Dataset items.

[Begin]

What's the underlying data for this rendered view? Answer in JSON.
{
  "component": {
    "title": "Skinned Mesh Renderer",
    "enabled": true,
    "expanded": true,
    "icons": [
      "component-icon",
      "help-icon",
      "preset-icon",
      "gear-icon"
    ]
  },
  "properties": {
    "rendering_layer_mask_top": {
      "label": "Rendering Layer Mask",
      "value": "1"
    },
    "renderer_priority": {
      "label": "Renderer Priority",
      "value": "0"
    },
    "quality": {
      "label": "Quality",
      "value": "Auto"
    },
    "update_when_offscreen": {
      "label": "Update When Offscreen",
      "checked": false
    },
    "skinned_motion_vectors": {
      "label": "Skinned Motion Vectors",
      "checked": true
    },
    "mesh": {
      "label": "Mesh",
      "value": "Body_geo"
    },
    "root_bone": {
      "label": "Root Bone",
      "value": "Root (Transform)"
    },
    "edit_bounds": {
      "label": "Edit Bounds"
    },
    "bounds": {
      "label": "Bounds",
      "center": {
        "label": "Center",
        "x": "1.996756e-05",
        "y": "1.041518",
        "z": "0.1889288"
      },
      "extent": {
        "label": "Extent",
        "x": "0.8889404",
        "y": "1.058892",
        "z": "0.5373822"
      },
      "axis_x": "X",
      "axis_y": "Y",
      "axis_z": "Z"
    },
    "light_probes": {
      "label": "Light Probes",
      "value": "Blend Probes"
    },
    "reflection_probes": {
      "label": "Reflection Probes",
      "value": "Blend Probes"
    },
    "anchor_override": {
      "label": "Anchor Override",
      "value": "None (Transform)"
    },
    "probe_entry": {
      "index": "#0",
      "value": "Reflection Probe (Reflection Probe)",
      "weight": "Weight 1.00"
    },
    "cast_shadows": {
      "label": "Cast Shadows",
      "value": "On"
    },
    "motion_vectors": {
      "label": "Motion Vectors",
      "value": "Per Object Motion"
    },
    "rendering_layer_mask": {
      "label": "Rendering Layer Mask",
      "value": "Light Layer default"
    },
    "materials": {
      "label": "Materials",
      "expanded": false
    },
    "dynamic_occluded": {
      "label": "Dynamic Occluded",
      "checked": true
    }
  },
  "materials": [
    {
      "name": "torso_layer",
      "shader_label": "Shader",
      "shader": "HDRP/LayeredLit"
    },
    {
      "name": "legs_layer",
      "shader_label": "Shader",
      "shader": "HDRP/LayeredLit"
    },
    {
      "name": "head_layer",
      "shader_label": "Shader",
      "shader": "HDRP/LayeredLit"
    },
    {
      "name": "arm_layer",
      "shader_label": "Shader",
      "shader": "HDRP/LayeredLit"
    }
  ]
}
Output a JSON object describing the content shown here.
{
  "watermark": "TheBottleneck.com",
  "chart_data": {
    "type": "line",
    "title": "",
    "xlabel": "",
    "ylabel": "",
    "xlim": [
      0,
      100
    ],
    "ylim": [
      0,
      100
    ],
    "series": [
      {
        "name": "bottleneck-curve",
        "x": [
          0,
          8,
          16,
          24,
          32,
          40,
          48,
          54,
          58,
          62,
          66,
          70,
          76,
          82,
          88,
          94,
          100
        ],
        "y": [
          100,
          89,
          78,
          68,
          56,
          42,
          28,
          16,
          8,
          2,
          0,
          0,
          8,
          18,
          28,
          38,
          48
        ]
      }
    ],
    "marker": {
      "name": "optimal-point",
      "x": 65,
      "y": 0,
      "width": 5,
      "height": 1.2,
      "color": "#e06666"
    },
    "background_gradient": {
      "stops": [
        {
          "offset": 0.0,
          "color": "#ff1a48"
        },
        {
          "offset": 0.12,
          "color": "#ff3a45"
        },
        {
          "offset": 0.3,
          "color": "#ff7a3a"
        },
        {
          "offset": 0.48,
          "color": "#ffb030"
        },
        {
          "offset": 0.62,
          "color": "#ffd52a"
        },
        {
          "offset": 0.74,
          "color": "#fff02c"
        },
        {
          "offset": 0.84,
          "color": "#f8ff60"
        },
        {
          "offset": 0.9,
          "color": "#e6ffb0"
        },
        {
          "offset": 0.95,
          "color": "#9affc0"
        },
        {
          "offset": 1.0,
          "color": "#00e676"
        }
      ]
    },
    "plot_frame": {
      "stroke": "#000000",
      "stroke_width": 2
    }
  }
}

[End]

REQUIREMENTS.
Gather every line containing the word "name" and copy it.

RESPONSE TO THIS EXERCISE.
      "name": "torso_layer",
      "name": "legs_layer",
      "name": "head_layer",
      "name": "arm_layer",
        "name": "bottleneck-curve",
      "name": "optimal-point",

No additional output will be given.